====== ФРАГМЕНТЫ ЗАПИСЕЙ

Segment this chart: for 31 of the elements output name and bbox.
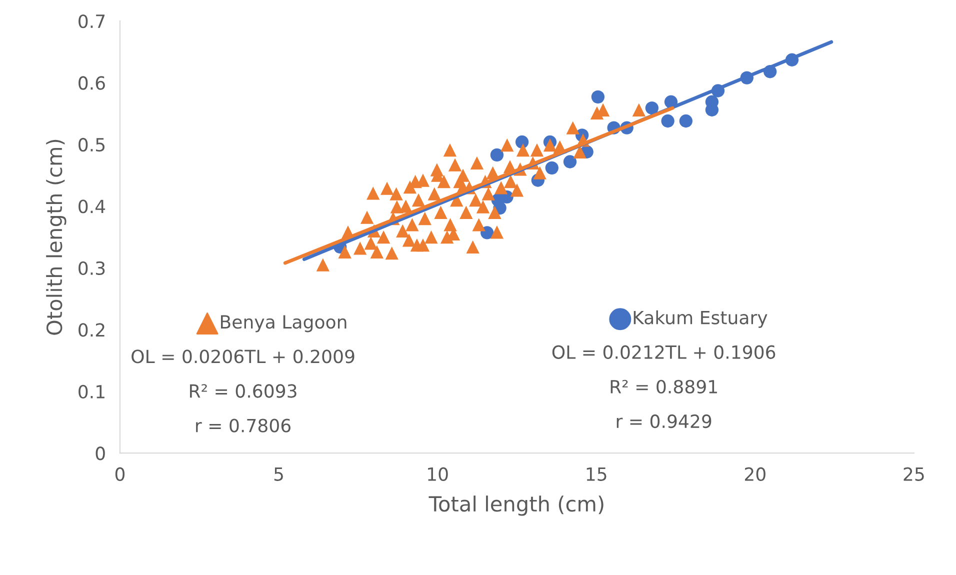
point: [490, 148, 504, 162]
y-tick-label: 0: [96, 446, 105, 460]
annotation: R² = 0.6093: [190, 384, 296, 398]
y-tick-label: 0.6: [78, 76, 105, 90]
y-tick-label: 0.4: [78, 200, 106, 214]
y-tick-label: 0.3: [78, 261, 105, 276]
y-axis-title: Otolith length (cm): [46, 140, 66, 335]
point: [679, 114, 692, 128]
x-axis-title: Total length (cm): [428, 496, 604, 516]
point: [661, 114, 674, 128]
point: [545, 161, 558, 174]
annotation: OL = 0.0212TL + 0.1906: [552, 345, 776, 359]
y-tick-label: 0.7: [78, 14, 105, 28]
point: [563, 155, 577, 168]
y-tick-label: 0.1: [78, 384, 104, 398]
annotation: R² = 0.8891: [610, 380, 717, 394]
x-tick-label: 10: [428, 467, 448, 481]
y-tick-label: 0.2: [78, 323, 104, 337]
annotation: r = 0.9429: [616, 414, 712, 428]
x-tick-label: 0: [115, 467, 125, 481]
legend-label: Benya Lagoon: [220, 315, 346, 332]
y-tick-label: 0.5: [78, 138, 105, 152]
x-tick-label: 25: [904, 467, 924, 481]
legend-label: Kakum Estuary: [634, 310, 768, 328]
point: [591, 90, 605, 104]
x-tick-label: 15: [586, 468, 606, 481]
annotation: OL = 0.0206TL + 0.2009: [132, 350, 354, 364]
annotation: r = 0.7806: [196, 418, 291, 432]
point: [645, 101, 659, 115]
x-tick-label: 5: [274, 468, 283, 481]
x-tick-label: 20: [744, 467, 766, 481]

============

● ЦЕЛЬ ЗАДАНИЯ
Извлеките из записей строки от строки с «point: [490, 148, 504, 162]» до строки с «annotation: r = 0.9429: [616, 414, 712, 428]» включительно и воспроизведите их без каких-либо изменений.

● ОТВЕТ
point: [490, 148, 504, 162]
y-tick-label: 0: [96, 446, 105, 460]
annotation: R² = 0.6093: [190, 384, 296, 398]
y-tick-label: 0.6: [78, 76, 105, 90]
y-tick-label: 0.4: [78, 200, 106, 214]
y-tick-label: 0.3: [78, 261, 105, 276]
y-axis-title: Otolith length (cm): [46, 140, 66, 335]
point: [679, 114, 692, 128]
x-axis-title: Total length (cm): [428, 496, 604, 516]
point: [661, 114, 674, 128]
point: [545, 161, 558, 174]
annotation: OL = 0.0212TL + 0.1906: [552, 345, 776, 359]
y-tick-label: 0.7: [78, 14, 105, 28]
point: [563, 155, 577, 168]
y-tick-label: 0.1: [78, 384, 104, 398]
annotation: R² = 0.8891: [610, 380, 717, 394]
x-tick-label: 10: [428, 467, 448, 481]
y-tick-label: 0.2: [78, 323, 104, 337]
annotation: r = 0.9429: [616, 414, 712, 428]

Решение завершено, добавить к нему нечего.